▶ [PROMPT] Extract all lines that hold the string "xlabel".

(Records from a dataset)
■ ■ ■ ■ ■ ■ ■
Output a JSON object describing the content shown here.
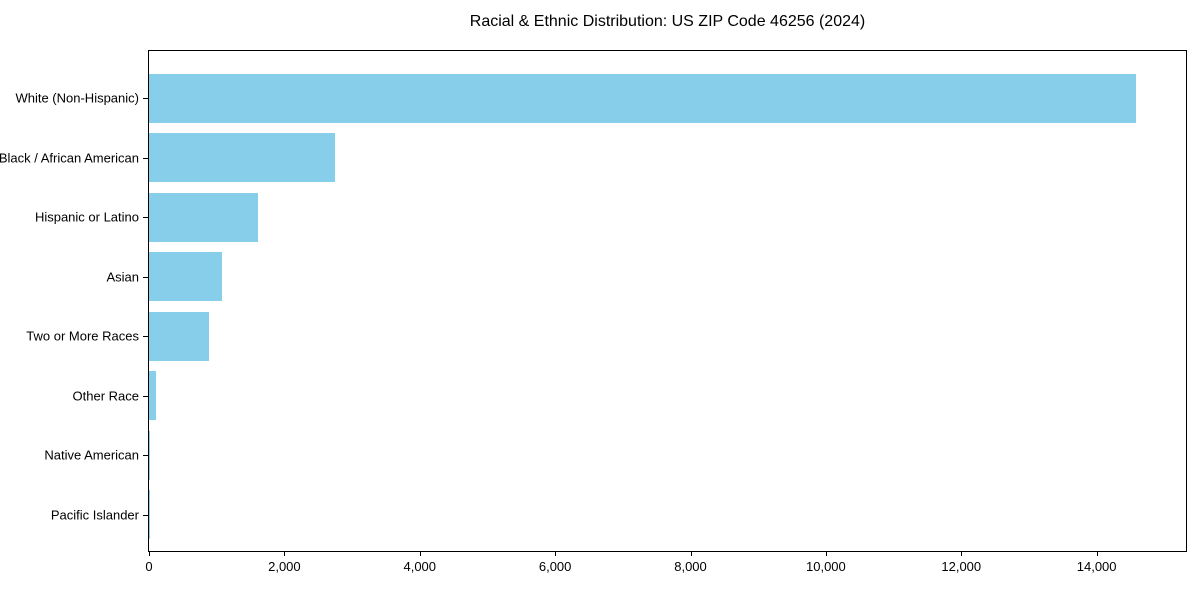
{
  "chart_data": {
    "type": "bar",
    "orientation": "horizontal",
    "title": "Racial & Ethnic Distribution: US ZIP Code 46256 (2024)",
    "categories": [
      "White (Non-Hispanic)",
      "Black / African American",
      "Hispanic or Latino",
      "Asian",
      "Two or More Races",
      "Other Race",
      "Native American",
      "Pacific Islander"
    ],
    "values": [
      14575,
      2750,
      1610,
      1075,
      885,
      100,
      15,
      5
    ],
    "xlabel": "",
    "ylabel": "",
    "xlim": [
      0,
      15320
    ],
    "xticks": [
      0,
      2000,
      4000,
      6000,
      8000,
      10000,
      12000,
      14000
    ],
    "xtick_labels": [
      "0",
      "2,000",
      "4,000",
      "6,000",
      "8,000",
      "10,000",
      "12,000",
      "14,000"
    ],
    "bar_color": "#87CEEB",
    "axis_color": "#000000",
    "grid": false,
    "legend": "none"
  }
}
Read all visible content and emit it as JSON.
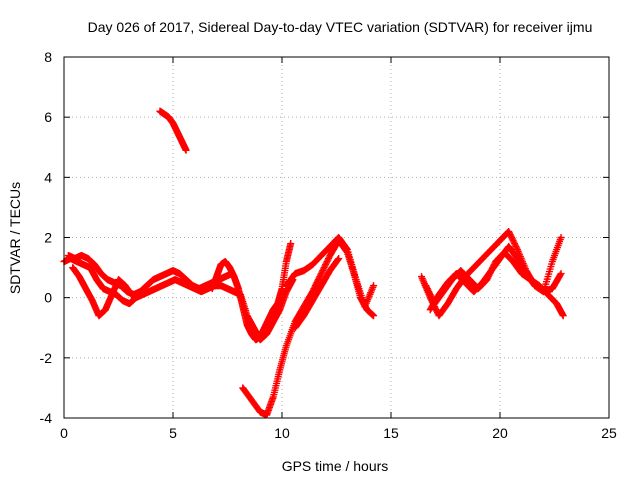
{
  "chart_data": {
    "type": "scatter",
    "title": "Day 026 of 2017, Sidereal Day-to-day VTEC variation (SDTVAR) for receiver ijmu",
    "xlabel": "GPS time / hours",
    "ylabel": "SDTVAR / TECUs",
    "xlim": [
      0,
      25
    ],
    "ylim": [
      -4,
      8
    ],
    "xticks": [
      "0",
      "5",
      "10",
      "15",
      "20",
      "25"
    ],
    "yticks": [
      "-4",
      "-2",
      "0",
      "2",
      "4",
      "6",
      "8"
    ],
    "grid": true,
    "marker": "+",
    "color": "#ff0000",
    "series": [
      {
        "name": "trace-1",
        "x": [
          0.0,
          0.3,
          0.6,
          0.9,
          1.2,
          1.5,
          1.8,
          2.1,
          2.4,
          2.7,
          3.0,
          3.3,
          3.6,
          3.9,
          4.2,
          4.5,
          4.8,
          5.1,
          5.4,
          5.7,
          6.0,
          6.3,
          6.6,
          6.9,
          7.2,
          7.5,
          7.8,
          8.1,
          8.4,
          8.7,
          9.0,
          9.3,
          9.6,
          9.9,
          10.2,
          10.5
        ],
        "y": [
          1.2,
          1.3,
          1.2,
          1.1,
          1.0,
          0.6,
          0.3,
          0.2,
          0.1,
          -0.1,
          -0.2,
          0.0,
          0.1,
          0.2,
          0.3,
          0.4,
          0.5,
          0.6,
          0.5,
          0.4,
          0.3,
          0.2,
          0.3,
          0.4,
          0.4,
          0.3,
          0.2,
          0.1,
          -0.6,
          -1.0,
          -1.4,
          -1.2,
          -0.8,
          -0.4,
          0.2,
          0.6
        ]
      },
      {
        "name": "trace-2",
        "x": [
          0.2,
          0.5,
          0.8,
          1.1,
          1.4,
          1.7,
          2.0,
          2.3,
          2.6,
          2.9,
          3.2,
          3.5,
          3.8,
          4.1,
          4.4,
          4.7,
          5.0,
          5.3,
          5.6,
          5.9,
          6.2,
          6.5,
          6.8,
          7.1,
          7.4,
          7.7
        ],
        "y": [
          1.4,
          1.3,
          1.4,
          1.3,
          1.1,
          0.8,
          0.6,
          0.5,
          0.4,
          0.2,
          0.1,
          0.2,
          0.4,
          0.6,
          0.7,
          0.8,
          0.9,
          0.8,
          0.6,
          0.4,
          0.3,
          0.4,
          0.5,
          0.6,
          0.7,
          0.8
        ]
      },
      {
        "name": "trace-3",
        "x": [
          0.4,
          0.7,
          1.0,
          1.3,
          1.6,
          1.9,
          2.2,
          2.5,
          2.8,
          3.1
        ],
        "y": [
          1.0,
          0.7,
          0.3,
          -0.1,
          -0.6,
          -0.4,
          0.1,
          0.6,
          0.4,
          0.1
        ]
      },
      {
        "name": "trace-4",
        "x": [
          4.4,
          4.6,
          4.8,
          5.0,
          5.2,
          5.4,
          5.6
        ],
        "y": [
          6.2,
          6.1,
          6.0,
          5.8,
          5.5,
          5.2,
          4.9
        ]
      },
      {
        "name": "trace-5",
        "x": [
          6.8,
          7.0,
          7.2,
          7.4,
          7.6,
          7.8,
          8.0,
          8.2,
          8.4,
          8.6,
          8.8,
          9.0,
          9.2,
          9.4,
          9.6,
          9.8,
          10.0,
          10.2,
          10.4
        ],
        "y": [
          0.3,
          0.7,
          1.1,
          1.2,
          1.0,
          0.7,
          0.3,
          -0.3,
          -0.9,
          -1.2,
          -1.4,
          -1.3,
          -1.0,
          -0.7,
          -0.4,
          -0.2,
          0.3,
          1.2,
          1.8
        ]
      },
      {
        "name": "trace-6",
        "x": [
          8.2,
          8.6,
          9.0,
          9.3,
          9.6,
          9.9,
          10.2,
          10.6,
          11.0,
          11.4,
          11.8,
          12.2,
          12.6,
          13.0,
          13.3,
          13.6,
          13.9,
          14.2
        ],
        "y": [
          -3.0,
          -3.4,
          -3.8,
          -3.9,
          -3.3,
          -2.4,
          -1.6,
          -0.8,
          -0.3,
          0.2,
          0.8,
          1.4,
          1.9,
          1.5,
          0.8,
          0.0,
          -0.4,
          -0.6
        ]
      },
      {
        "name": "trace-7",
        "x": [
          10.2,
          10.6,
          11.0,
          11.4,
          11.8,
          12.2,
          12.6,
          13.0,
          13.4,
          13.8,
          14.2
        ],
        "y": [
          0.4,
          0.8,
          0.9,
          1.1,
          1.4,
          1.7,
          2.0,
          1.6,
          0.6,
          -0.3,
          0.4
        ]
      },
      {
        "name": "trace-8",
        "x": [
          10.6,
          11.0,
          11.4,
          11.8,
          12.2,
          12.6
        ],
        "y": [
          -1.0,
          -0.6,
          -0.1,
          0.4,
          0.9,
          1.3
        ]
      },
      {
        "name": "trace-9",
        "x": [
          16.4,
          16.8,
          17.2,
          17.6,
          18.0,
          18.4,
          18.8,
          19.2,
          19.6,
          20.0,
          20.4,
          20.8,
          21.2,
          21.6,
          22.0,
          22.4,
          22.8
        ],
        "y": [
          0.7,
          0.0,
          -0.6,
          -0.2,
          0.3,
          0.7,
          1.0,
          1.3,
          1.6,
          1.9,
          2.2,
          1.6,
          0.9,
          0.4,
          0.2,
          0.3,
          0.8
        ]
      },
      {
        "name": "trace-10",
        "x": [
          16.6,
          17.0,
          17.4,
          17.8,
          18.2,
          18.6,
          19.0,
          19.4,
          19.8,
          20.2,
          20.6,
          21.0,
          21.4,
          21.8,
          22.2,
          22.6,
          22.9
        ],
        "y": [
          0.4,
          -0.2,
          0.2,
          0.6,
          0.9,
          0.6,
          0.3,
          0.6,
          1.2,
          1.5,
          1.2,
          0.8,
          0.6,
          0.4,
          0.1,
          -0.2,
          -0.6
        ]
      },
      {
        "name": "trace-11",
        "x": [
          16.8,
          17.2,
          17.6,
          18.0,
          18.4,
          18.8,
          19.2,
          19.6,
          20.0,
          20.4,
          20.8,
          21.2,
          21.6,
          22.0,
          22.4,
          22.8
        ],
        "y": [
          -0.4,
          0.1,
          0.5,
          0.8,
          0.5,
          0.2,
          0.5,
          0.9,
          1.3,
          1.7,
          1.3,
          0.8,
          0.4,
          0.2,
          1.2,
          2.0
        ]
      }
    ]
  }
}
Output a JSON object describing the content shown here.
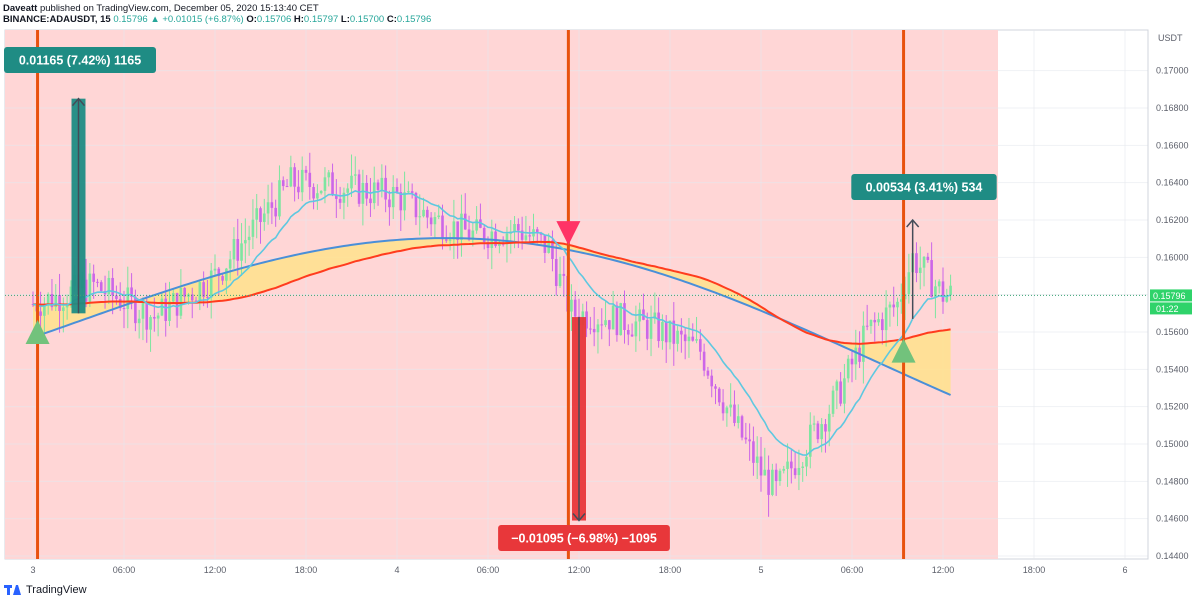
{
  "header": {
    "author": "Daveatt",
    "published": "published on TradingView.com, December 05, 2020 15:13:40 CET",
    "symbol": "BINANCE:ADAUSDT, 15",
    "last": "0.15796",
    "change": "▲ +0.01015 (+6.87%)",
    "o_label": "O:",
    "o": "0.15706",
    "h_label": "H:",
    "h": "0.15797",
    "l_label": "L:",
    "l": "0.15700",
    "c_label": "C:",
    "c": "0.15796"
  },
  "footer": {
    "brand": "TradingView"
  },
  "colors": {
    "bg_zone": "#ffd6d6",
    "bull": "#7ee5a0",
    "bear": "#cc66e8",
    "ema_slow": "#ff3c1e",
    "ema_fast": "#5ec8e0",
    "curve": "#4a8fd8",
    "fill": "#ffe28c",
    "vline": "#e8520e",
    "label_up": "#1f8c84",
    "label_down": "#e8373a",
    "triangle_up": "#72c27c",
    "triangle_down": "#ff3366"
  },
  "chart_data": {
    "type": "candlestick",
    "currency": "USDT",
    "ylim": [
      0.144,
      0.171
    ],
    "y_ticks": [
      "0.17000",
      "0.16800",
      "0.16600",
      "0.16400",
      "0.16200",
      "0.16000",
      "0.15800",
      "0.15600",
      "0.15400",
      "0.15200",
      "0.15000",
      "0.14800",
      "0.14600",
      "0.14400"
    ],
    "x_ticks": [
      "3",
      "06:00",
      "12:00",
      "18:00",
      "4",
      "06:00",
      "12:00",
      "18:00",
      "5",
      "06:00",
      "12:00",
      "18:00",
      "6"
    ],
    "last_price": "0.15796",
    "countdown": "01:22",
    "annotations": [
      {
        "text": "0.01165 (7.42%) 1165",
        "direction": "up",
        "from": 0.157,
        "to": 0.1685
      },
      {
        "text": "−0.01095 (−6.98%) −1095",
        "direction": "down",
        "from": 0.1568,
        "to": 0.1459
      },
      {
        "text": "0.00534 (3.41%) 534",
        "direction": "up",
        "from": 0.1567,
        "to": 0.162
      }
    ],
    "signals": [
      {
        "type": "buy",
        "price": 0.156
      },
      {
        "type": "sell",
        "price": 0.1613
      },
      {
        "type": "buy",
        "price": 0.155
      }
    ]
  }
}
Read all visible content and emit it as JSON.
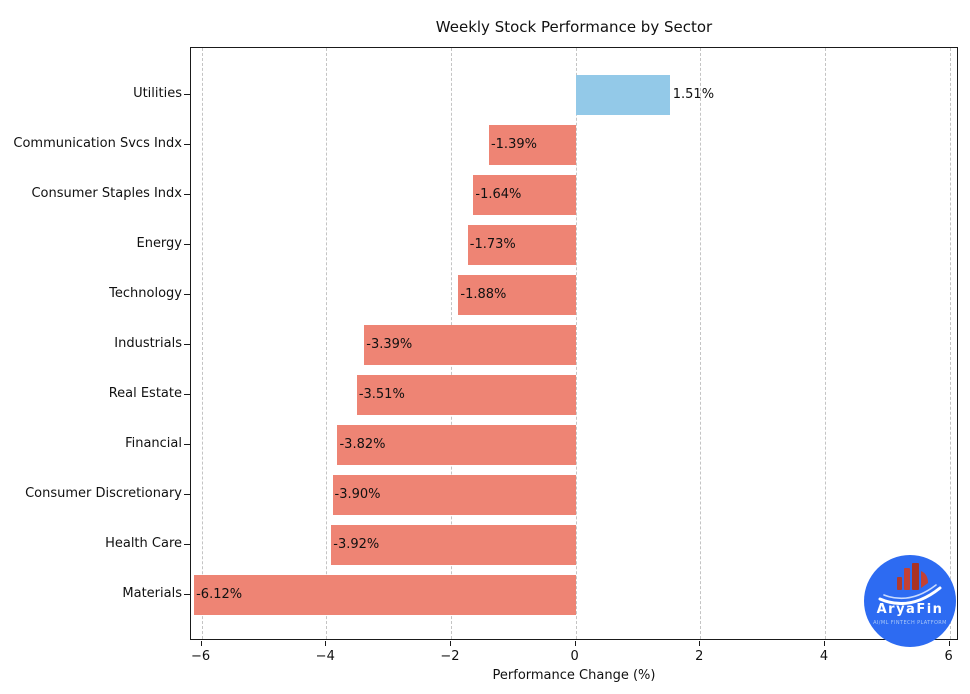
{
  "chart_data": {
    "type": "bar",
    "orientation": "horizontal",
    "title": "Weekly Stock Performance by Sector",
    "xlabel": "Performance Change (%)",
    "categories": [
      "Utilities",
      "Communication Svcs Indx",
      "Consumer Staples Indx",
      "Energy",
      "Technology",
      "Industrials",
      "Real Estate",
      "Financial",
      "Consumer Discretionary",
      "Health Care",
      "Materials"
    ],
    "values": [
      1.51,
      -1.39,
      -1.64,
      -1.73,
      -1.88,
      -3.39,
      -3.51,
      -3.82,
      -3.9,
      -3.92,
      -6.12
    ],
    "value_labels": [
      "1.51%",
      "-1.39%",
      "-1.64%",
      "-1.73%",
      "-1.88%",
      "-3.39%",
      "-3.51%",
      "-3.82%",
      "-3.90%",
      "-3.92%",
      "-6.12%"
    ],
    "xticks": [
      -6,
      -4,
      -2,
      0,
      2,
      4,
      6
    ],
    "xtick_labels": [
      "−6",
      "−4",
      "−2",
      "0",
      "2",
      "4",
      "6"
    ],
    "xlim": [
      -6.17,
      6.15
    ],
    "grid": {
      "axis": "x",
      "style": "dashed",
      "color": "#c4c4c4"
    },
    "colors": {
      "positive": "#93C9E8",
      "negative": "#EE8474"
    }
  },
  "logo": {
    "brand": "AryaFin",
    "tagline": "AI/ML FINTECH PLATFORM",
    "circle_color": "#2D6BF2",
    "icon_red": "#C0392B"
  }
}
■ ■ ■ ■ ■ ■ ■
▶ [FULL SOLUTION]
    "xlabel": "",
    "xlabel": "GPS time / hours",
    "xlabel": "Performance Change (%)",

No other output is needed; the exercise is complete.